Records
--- start ---
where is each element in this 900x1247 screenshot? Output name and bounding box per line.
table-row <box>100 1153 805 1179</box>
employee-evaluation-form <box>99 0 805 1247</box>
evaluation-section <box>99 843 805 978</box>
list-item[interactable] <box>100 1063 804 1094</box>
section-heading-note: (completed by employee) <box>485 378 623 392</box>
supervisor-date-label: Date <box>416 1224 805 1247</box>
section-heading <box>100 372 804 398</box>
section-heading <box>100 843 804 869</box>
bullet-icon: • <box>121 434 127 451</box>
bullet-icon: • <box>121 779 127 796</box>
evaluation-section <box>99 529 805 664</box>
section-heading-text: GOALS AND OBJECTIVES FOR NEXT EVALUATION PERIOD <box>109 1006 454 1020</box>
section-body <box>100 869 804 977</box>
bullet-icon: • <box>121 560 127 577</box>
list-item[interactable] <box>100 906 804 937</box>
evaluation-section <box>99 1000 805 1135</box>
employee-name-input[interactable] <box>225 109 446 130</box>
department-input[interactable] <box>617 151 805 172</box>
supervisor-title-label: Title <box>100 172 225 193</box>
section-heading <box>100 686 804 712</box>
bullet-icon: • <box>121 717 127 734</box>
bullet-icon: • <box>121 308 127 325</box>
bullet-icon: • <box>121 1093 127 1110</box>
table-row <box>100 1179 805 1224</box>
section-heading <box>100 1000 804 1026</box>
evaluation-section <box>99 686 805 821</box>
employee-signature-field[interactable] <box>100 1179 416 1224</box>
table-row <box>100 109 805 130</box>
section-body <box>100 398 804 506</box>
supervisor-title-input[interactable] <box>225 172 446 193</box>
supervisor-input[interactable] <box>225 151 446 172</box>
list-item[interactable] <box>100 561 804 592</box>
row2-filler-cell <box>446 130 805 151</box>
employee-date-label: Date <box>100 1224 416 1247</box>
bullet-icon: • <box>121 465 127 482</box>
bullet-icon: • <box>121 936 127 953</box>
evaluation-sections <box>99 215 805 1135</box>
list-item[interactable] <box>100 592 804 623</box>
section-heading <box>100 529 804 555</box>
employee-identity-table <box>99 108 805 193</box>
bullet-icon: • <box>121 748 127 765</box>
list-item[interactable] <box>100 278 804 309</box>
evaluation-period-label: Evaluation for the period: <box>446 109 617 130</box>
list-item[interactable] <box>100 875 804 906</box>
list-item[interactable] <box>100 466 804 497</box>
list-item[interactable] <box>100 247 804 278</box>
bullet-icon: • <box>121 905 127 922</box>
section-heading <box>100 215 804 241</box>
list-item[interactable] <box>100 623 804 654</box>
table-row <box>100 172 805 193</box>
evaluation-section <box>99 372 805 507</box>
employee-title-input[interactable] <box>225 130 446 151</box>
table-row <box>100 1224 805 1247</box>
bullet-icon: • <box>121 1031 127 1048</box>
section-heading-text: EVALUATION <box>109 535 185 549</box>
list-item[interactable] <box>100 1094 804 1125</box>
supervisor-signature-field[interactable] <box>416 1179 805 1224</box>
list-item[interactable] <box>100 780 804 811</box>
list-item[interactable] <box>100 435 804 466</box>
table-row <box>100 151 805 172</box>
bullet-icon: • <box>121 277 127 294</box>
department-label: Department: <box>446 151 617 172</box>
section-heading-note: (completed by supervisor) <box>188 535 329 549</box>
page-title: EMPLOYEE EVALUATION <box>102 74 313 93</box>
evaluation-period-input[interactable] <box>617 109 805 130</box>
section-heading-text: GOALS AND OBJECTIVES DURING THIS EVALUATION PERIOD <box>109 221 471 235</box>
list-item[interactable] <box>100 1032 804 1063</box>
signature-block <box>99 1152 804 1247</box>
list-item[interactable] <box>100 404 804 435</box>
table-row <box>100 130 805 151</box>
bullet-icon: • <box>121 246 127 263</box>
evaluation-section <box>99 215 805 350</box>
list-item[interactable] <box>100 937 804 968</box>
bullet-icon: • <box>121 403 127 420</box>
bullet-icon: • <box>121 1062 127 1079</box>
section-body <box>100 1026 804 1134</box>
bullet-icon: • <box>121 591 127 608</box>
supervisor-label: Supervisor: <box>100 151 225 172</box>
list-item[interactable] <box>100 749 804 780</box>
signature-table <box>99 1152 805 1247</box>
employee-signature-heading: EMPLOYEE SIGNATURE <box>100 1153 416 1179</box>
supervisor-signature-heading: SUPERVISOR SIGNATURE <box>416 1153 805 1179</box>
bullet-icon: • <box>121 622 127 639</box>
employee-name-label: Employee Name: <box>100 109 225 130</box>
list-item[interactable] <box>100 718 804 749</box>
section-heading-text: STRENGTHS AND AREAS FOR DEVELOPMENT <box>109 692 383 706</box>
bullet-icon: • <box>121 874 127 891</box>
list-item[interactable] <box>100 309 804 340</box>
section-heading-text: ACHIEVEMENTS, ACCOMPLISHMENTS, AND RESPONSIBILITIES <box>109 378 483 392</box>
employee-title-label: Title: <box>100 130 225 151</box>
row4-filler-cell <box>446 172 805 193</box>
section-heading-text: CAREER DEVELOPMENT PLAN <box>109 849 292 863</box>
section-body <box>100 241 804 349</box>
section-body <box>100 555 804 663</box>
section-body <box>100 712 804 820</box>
--- end ---
> **WORK TO BE COMPLETED**:
Reproduce the listing with each occurrence of "bullet-icon" changed to "bullet-marker", keeping every other line and character as it is.

> **ANSWER TO THE PROBLEM**:
where is each element in this 900x1247 screenshot? Output name and bounding box per line.
table-row <box>100 1153 805 1179</box>
employee-evaluation-form <box>99 0 805 1247</box>
evaluation-section <box>99 843 805 978</box>
list-item[interactable] <box>100 1063 804 1094</box>
section-heading-note: (completed by employee) <box>485 378 623 392</box>
supervisor-date-label: Date <box>416 1224 805 1247</box>
section-heading <box>100 372 804 398</box>
section-heading <box>100 843 804 869</box>
bullet-marker: • <box>121 434 127 451</box>
bullet-marker: • <box>121 779 127 796</box>
evaluation-section <box>99 529 805 664</box>
section-heading-text: GOALS AND OBJECTIVES FOR NEXT EVALUATION PERIOD <box>109 1006 454 1020</box>
section-body <box>100 869 804 977</box>
bullet-marker: • <box>121 560 127 577</box>
list-item[interactable] <box>100 906 804 937</box>
evaluation-section <box>99 1000 805 1135</box>
employee-name-input[interactable] <box>225 109 446 130</box>
department-input[interactable] <box>617 151 805 172</box>
supervisor-title-label: Title <box>100 172 225 193</box>
section-heading <box>100 686 804 712</box>
bullet-marker: • <box>121 717 127 734</box>
bullet-marker: • <box>121 308 127 325</box>
bullet-marker: • <box>121 1093 127 1110</box>
table-row <box>100 1179 805 1224</box>
section-heading <box>100 1000 804 1026</box>
evaluation-section <box>99 686 805 821</box>
employee-signature-field[interactable] <box>100 1179 416 1224</box>
table-row <box>100 109 805 130</box>
section-body <box>100 398 804 506</box>
supervisor-title-input[interactable] <box>225 172 446 193</box>
supervisor-input[interactable] <box>225 151 446 172</box>
list-item[interactable] <box>100 561 804 592</box>
row2-filler-cell <box>446 130 805 151</box>
employee-date-label: Date <box>100 1224 416 1247</box>
bullet-marker: • <box>121 465 127 482</box>
bullet-marker: • <box>121 936 127 953</box>
evaluation-sections <box>99 215 805 1135</box>
list-item[interactable] <box>100 592 804 623</box>
section-heading <box>100 529 804 555</box>
employee-identity-table <box>99 108 805 193</box>
bullet-marker: • <box>121 748 127 765</box>
list-item[interactable] <box>100 278 804 309</box>
evaluation-period-label: Evaluation for the period: <box>446 109 617 130</box>
list-item[interactable] <box>100 875 804 906</box>
list-item[interactable] <box>100 466 804 497</box>
list-item[interactable] <box>100 247 804 278</box>
bullet-marker: • <box>121 905 127 922</box>
section-heading <box>100 215 804 241</box>
list-item[interactable] <box>100 623 804 654</box>
table-row <box>100 172 805 193</box>
evaluation-section <box>99 372 805 507</box>
employee-title-input[interactable] <box>225 130 446 151</box>
table-row <box>100 1224 805 1247</box>
bullet-marker: • <box>121 1031 127 1048</box>
section-heading-text: EVALUATION <box>109 535 185 549</box>
list-item[interactable] <box>100 1094 804 1125</box>
supervisor-signature-field[interactable] <box>416 1179 805 1224</box>
list-item[interactable] <box>100 780 804 811</box>
list-item[interactable] <box>100 435 804 466</box>
table-row <box>100 151 805 172</box>
bullet-marker: • <box>121 277 127 294</box>
department-label: Department: <box>446 151 617 172</box>
section-heading-note: (completed by supervisor) <box>188 535 329 549</box>
page-title: EMPLOYEE EVALUATION <box>102 74 313 93</box>
evaluation-period-input[interactable] <box>617 109 805 130</box>
section-heading-text: GOALS AND OBJECTIVES DURING THIS EVALUATION PERIOD <box>109 221 471 235</box>
list-item[interactable] <box>100 1032 804 1063</box>
signature-block <box>99 1152 804 1247</box>
list-item[interactable] <box>100 404 804 435</box>
table-row <box>100 130 805 151</box>
bullet-marker: • <box>121 246 127 263</box>
evaluation-section <box>99 215 805 350</box>
list-item[interactable] <box>100 937 804 968</box>
bullet-marker: • <box>121 403 127 420</box>
bullet-marker: • <box>121 1062 127 1079</box>
section-body <box>100 1026 804 1134</box>
bullet-marker: • <box>121 591 127 608</box>
supervisor-label: Supervisor: <box>100 151 225 172</box>
list-item[interactable] <box>100 749 804 780</box>
signature-table <box>99 1152 805 1247</box>
employee-signature-heading: EMPLOYEE SIGNATURE <box>100 1153 416 1179</box>
supervisor-signature-heading: SUPERVISOR SIGNATURE <box>416 1153 805 1179</box>
bullet-marker: • <box>121 622 127 639</box>
employee-name-label: Employee Name: <box>100 109 225 130</box>
list-item[interactable] <box>100 718 804 749</box>
section-heading-text: STRENGTHS AND AREAS FOR DEVELOPMENT <box>109 692 383 706</box>
bullet-marker: • <box>121 874 127 891</box>
list-item[interactable] <box>100 309 804 340</box>
section-heading-text: ACHIEVEMENTS, ACCOMPLISHMENTS, AND RESPONSIBILITIES <box>109 378 483 392</box>
employee-title-label: Title: <box>100 130 225 151</box>
row4-filler-cell <box>446 172 805 193</box>
section-heading-text: CAREER DEVELOPMENT PLAN <box>109 849 292 863</box>
section-body <box>100 241 804 349</box>
section-body <box>100 555 804 663</box>
section-body <box>100 712 804 820</box>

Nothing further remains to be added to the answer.